_SUPPLIED PASSAGE_
>>>>

Pat Stark

Biographical details
- Born: April 8, 1930 Penfield, New York, U.S.
- Died: June 19, 2020 (aged 90)

Playing career

Football
- 1950–1953: Syracuse

Basketball
- 1951–1953: Syracuse
- Position: Quarterback

Coaching career (HC unless noted)

Football
- 1960–1962: Rhode Island (assistant)
- 1963–1968: Harvard (assistant)
- 1969–1983: Rochester (NY)

Head coaching record
- Overall: 69–64–3

Accomplishments and honors

Awards
- 2× First-team All-Eastern (1952, 1953);

= Pat Stark =

American football player and coach (1930–2020)

<<<<

_YOUR TASKS_
(a) Answer these questions from the Pat Stark profile, one answer per line:
(i) In what town was Pat Stark born?
(ii) At which school was he head coach from 1969 to 1983?
(iii) What was his overall head coaching record?
(b) For each statement, say yes or no according to the Pat Stark profile and quote the words that settle it:
(i) Stark played basketball at Syracuse starting in 1950.
(ii) Stark worked as an assistant at Harvard.
(iii) Stark was 90 years old when he died.
(c) Write the next part of the Pat Stark profile, picking up after its last line.
The records play no part in this work and can be set aside.

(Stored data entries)
>>>>

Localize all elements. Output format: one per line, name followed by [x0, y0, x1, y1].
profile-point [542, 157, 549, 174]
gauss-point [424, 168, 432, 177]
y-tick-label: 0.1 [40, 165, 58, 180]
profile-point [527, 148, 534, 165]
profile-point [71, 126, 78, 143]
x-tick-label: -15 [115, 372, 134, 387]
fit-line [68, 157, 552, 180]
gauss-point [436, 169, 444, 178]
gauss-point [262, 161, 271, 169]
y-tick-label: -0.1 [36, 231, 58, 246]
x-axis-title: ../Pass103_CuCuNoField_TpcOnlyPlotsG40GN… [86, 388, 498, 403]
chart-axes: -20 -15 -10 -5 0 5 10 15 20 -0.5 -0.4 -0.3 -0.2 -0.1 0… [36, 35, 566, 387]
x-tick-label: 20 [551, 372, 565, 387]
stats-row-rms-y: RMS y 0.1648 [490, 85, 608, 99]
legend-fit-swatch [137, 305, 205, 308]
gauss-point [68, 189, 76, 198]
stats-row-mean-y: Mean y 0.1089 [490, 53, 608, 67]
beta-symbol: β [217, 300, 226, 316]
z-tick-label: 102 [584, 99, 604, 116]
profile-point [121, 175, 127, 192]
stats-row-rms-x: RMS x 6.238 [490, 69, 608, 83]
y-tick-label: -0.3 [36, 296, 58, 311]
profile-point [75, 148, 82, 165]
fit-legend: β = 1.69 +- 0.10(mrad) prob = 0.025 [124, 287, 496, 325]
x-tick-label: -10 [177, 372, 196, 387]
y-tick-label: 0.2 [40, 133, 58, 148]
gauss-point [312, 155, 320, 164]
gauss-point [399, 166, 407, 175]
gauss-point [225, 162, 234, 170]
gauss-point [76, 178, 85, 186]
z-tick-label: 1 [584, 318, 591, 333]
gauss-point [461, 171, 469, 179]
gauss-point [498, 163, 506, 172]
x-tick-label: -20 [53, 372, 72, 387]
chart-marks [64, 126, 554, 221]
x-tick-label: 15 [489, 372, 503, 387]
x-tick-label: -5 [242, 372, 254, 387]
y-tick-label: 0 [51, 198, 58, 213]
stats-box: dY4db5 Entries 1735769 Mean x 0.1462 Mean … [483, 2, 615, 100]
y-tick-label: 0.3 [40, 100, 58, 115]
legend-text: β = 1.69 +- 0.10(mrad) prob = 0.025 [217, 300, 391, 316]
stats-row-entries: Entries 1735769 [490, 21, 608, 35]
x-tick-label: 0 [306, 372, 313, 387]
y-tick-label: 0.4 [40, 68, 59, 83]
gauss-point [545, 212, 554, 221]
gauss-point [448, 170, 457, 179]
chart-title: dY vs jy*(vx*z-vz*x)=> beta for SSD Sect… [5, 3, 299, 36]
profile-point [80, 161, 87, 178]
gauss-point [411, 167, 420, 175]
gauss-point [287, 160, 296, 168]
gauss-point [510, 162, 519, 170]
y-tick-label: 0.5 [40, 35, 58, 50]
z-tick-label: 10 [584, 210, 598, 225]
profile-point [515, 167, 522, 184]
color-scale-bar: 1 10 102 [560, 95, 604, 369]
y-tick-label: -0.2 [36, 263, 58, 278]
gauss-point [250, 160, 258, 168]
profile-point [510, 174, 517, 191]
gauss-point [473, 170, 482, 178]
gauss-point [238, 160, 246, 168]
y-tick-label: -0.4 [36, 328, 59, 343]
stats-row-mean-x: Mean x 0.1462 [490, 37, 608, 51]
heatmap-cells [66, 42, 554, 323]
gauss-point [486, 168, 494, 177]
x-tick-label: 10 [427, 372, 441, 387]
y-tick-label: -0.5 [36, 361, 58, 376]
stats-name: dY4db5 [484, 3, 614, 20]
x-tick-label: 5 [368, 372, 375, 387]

<<<<

_EXPECTED RESPONSES_
(a)
(i) Penfield, New York, U.S.
(ii) Rochester (NY)
(iii) 69–64–3

(b)
(i) No: "1951–1953: Syracuse"
(ii) Yes: "1963–1968: Harvard (assistant)"
(iii) Yes: "Died: June 19, 2020 (aged 90)"

(c)
Peter G. "Pat" Stark (April 8, 1930 – June 19, 2020) was an American college football player and coach. He served as the head football coach at the University of Rochester from 1969 to 1983, compiling a record of 69–64–3. As a quarterback at Syracuse University, Stark was drafted in the second round with the 19th overall pick by the Pittsburgh Steelers in the 1954 NFL draft, but was also drafted by the Army, serving at Fort Dix until 1956.

He was also a member for the Syracuse men's basketball team from 1951 to 1953, averaging 7.3 points per game.